*INSTRUCTION*
Print out every record exactly as it appears.
── LISTING ──
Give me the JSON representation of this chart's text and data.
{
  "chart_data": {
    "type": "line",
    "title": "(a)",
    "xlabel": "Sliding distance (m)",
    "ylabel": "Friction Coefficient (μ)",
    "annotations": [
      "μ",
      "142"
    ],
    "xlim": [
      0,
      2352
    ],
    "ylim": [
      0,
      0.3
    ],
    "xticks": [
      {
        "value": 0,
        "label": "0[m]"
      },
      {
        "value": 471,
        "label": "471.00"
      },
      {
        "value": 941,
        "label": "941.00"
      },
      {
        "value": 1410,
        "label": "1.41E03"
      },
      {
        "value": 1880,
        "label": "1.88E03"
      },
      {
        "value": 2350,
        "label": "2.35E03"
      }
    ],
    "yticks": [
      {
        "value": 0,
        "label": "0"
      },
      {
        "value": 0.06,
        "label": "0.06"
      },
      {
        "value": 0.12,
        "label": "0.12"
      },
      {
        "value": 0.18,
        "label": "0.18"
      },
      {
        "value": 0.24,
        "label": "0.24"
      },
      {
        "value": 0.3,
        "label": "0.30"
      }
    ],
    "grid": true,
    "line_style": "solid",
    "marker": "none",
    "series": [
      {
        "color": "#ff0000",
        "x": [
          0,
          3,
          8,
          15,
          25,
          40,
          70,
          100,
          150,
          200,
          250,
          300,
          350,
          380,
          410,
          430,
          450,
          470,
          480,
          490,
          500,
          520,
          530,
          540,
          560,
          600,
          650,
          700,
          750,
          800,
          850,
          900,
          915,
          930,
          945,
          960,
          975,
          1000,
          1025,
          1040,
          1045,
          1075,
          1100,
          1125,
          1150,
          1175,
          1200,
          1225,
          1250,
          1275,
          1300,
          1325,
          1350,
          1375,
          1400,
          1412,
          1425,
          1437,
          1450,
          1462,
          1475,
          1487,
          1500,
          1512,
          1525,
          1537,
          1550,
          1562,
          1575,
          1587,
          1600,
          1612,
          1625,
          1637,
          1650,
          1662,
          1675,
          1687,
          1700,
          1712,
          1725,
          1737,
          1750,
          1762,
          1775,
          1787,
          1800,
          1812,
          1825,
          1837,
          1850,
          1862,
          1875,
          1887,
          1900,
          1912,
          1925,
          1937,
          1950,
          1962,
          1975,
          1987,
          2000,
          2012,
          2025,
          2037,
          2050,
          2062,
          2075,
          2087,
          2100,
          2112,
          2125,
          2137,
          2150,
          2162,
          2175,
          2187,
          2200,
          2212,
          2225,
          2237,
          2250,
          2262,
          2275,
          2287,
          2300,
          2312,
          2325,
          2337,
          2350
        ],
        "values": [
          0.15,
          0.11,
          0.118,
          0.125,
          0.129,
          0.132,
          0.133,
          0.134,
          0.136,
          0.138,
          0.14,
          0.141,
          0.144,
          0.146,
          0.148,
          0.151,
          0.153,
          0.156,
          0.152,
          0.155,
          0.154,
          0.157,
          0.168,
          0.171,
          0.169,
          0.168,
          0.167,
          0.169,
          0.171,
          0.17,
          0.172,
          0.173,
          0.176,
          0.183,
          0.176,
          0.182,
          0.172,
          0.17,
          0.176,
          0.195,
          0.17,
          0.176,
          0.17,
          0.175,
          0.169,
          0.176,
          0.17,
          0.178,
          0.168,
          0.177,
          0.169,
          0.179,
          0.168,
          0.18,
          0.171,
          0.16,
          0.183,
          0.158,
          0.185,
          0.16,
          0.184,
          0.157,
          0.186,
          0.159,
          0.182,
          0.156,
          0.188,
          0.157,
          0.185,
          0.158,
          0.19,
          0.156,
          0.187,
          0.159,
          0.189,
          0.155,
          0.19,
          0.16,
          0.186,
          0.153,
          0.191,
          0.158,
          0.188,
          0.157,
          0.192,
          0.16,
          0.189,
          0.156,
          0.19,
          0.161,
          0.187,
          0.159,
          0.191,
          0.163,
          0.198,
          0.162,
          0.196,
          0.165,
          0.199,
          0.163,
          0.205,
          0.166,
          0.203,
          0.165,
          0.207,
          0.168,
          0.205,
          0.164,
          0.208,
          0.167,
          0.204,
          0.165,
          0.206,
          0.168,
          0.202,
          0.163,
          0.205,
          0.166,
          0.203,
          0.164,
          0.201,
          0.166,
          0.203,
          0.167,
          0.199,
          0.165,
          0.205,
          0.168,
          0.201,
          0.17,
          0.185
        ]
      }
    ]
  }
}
───
*RESULT*
Give me the JSON representation of this chart's text and data.
{
  "chart_data": {
    "type": "line",
    "title": "(a)",
    "xlabel": "Sliding distance (m)",
    "ylabel": "Friction Coefficient (μ)",
    "annotations": [
      "μ",
      "142"
    ],
    "xlim": [
      0,
      2352
    ],
    "ylim": [
      0,
      0.3
    ],
    "xticks": [
      {
        "value": 0,
        "label": "0[m]"
      },
      {
        "value": 471,
        "label": "471.00"
      },
      {
        "value": 941,
        "label": "941.00"
      },
      {
        "value": 1410,
        "label": "1.41E03"
      },
      {
        "value": 1880,
        "label": "1.88E03"
      },
      {
        "value": 2350,
        "label": "2.35E03"
      }
    ],
    "yticks": [
      {
        "value": 0,
        "label": "0"
      },
      {
        "value": 0.06,
        "label": "0.06"
      },
      {
        "value": 0.12,
        "label": "0.12"
      },
      {
        "value": 0.18,
        "label": "0.18"
      },
      {
        "value": 0.24,
        "label": "0.24"
      },
      {
        "value": 0.3,
        "label": "0.30"
      }
    ],
    "grid": true,
    "line_style": "solid",
    "marker": "none",
    "series": [
      {
        "color": "#ff0000",
        "x": [
          0,
          3,
          8,
          15,
          25,
          40,
          70,
          100,
          150,
          200,
          250,
          300,
          350,
          380,
          410,
          430,
          450,
          470,
          480,
          490,
          500,
          520,
          530,
          540,
          560,
          600,
          650,
          700,
          750,
          800,
          850,
          900,
          915,
          930,
          945,
          960,
          975,
          1000,
          1025,
          1040,
          1045,
          1075,
          1100,
          1125,
          1150,
          1175,
          1200,
          1225,
          1250,
          1275,
          1300,
          1325,
          1350,
          1375,
          1400,
          1412,
          1425,
          1437,
          1450,
          1462,
          1475,
          1487,
          1500,
          1512,
          1525,
          1537,
          1550,
          1562,
          1575,
          1587,
          1600,
          1612,
          1625,
          1637,
          1650,
          1662,
          1675,
          1687,
          1700,
          1712,
          1725,
          1737,
          1750,
          1762,
          1775,
          1787,
          1800,
          1812,
          1825,
          1837,
          1850,
          1862,
          1875,
          1887,
          1900,
          1912,
          1925,
          1937,
          1950,
          1962,
          1975,
          1987,
          2000,
          2012,
          2025,
          2037,
          2050,
          2062,
          2075,
          2087,
          2100,
          2112,
          2125,
          2137,
          2150,
          2162,
          2175,
          2187,
          2200,
          2212,
          2225,
          2237,
          2250,
          2262,
          2275,
          2287,
          2300,
          2312,
          2325,
          2337,
          2350
        ],
        "values": [
          0.15,
          0.11,
          0.118,
          0.125,
          0.129,
          0.132,
          0.133,
          0.134,
          0.136,
          0.138,
          0.14,
          0.141,
          0.144,
          0.146,
          0.148,
          0.151,
          0.153,
          0.156,
          0.152,
          0.155,
          0.154,
          0.157,
          0.168,
          0.171,
          0.169,
          0.168,
          0.167,
          0.169,
          0.171,
          0.17,
          0.172,
          0.173,
          0.176,
          0.183,
          0.176,
          0.182,
          0.172,
          0.17,
          0.176,
          0.195,
          0.17,
          0.176,
          0.17,
          0.175,
          0.169,
          0.176,
          0.17,
          0.178,
          0.168,
          0.177,
          0.169,
          0.179,
          0.168,
          0.18,
          0.171,
          0.16,
          0.183,
          0.158,
          0.185,
          0.16,
          0.184,
          0.157,
          0.186,
          0.159,
          0.182,
          0.156,
          0.188,
          0.157,
          0.185,
          0.158,
          0.19,
          0.156,
          0.187,
          0.159,
          0.189,
          0.155,
          0.19,
          0.16,
          0.186,
          0.153,
          0.191,
          0.158,
          0.188,
          0.157,
          0.192,
          0.16,
          0.189,
          0.156,
          0.19,
          0.161,
          0.187,
          0.159,
          0.191,
          0.163,
          0.198,
          0.162,
          0.196,
          0.165,
          0.199,
          0.163,
          0.205,
          0.166,
          0.203,
          0.165,
          0.207,
          0.168,
          0.205,
          0.164,
          0.208,
          0.167,
          0.204,
          0.165,
          0.206,
          0.168,
          0.202,
          0.163,
          0.205,
          0.166,
          0.203,
          0.164,
          0.201,
          0.166,
          0.203,
          0.167,
          0.199,
          0.165,
          0.205,
          0.168,
          0.201,
          0.17,
          0.185
        ]
      }
    ]
  }
}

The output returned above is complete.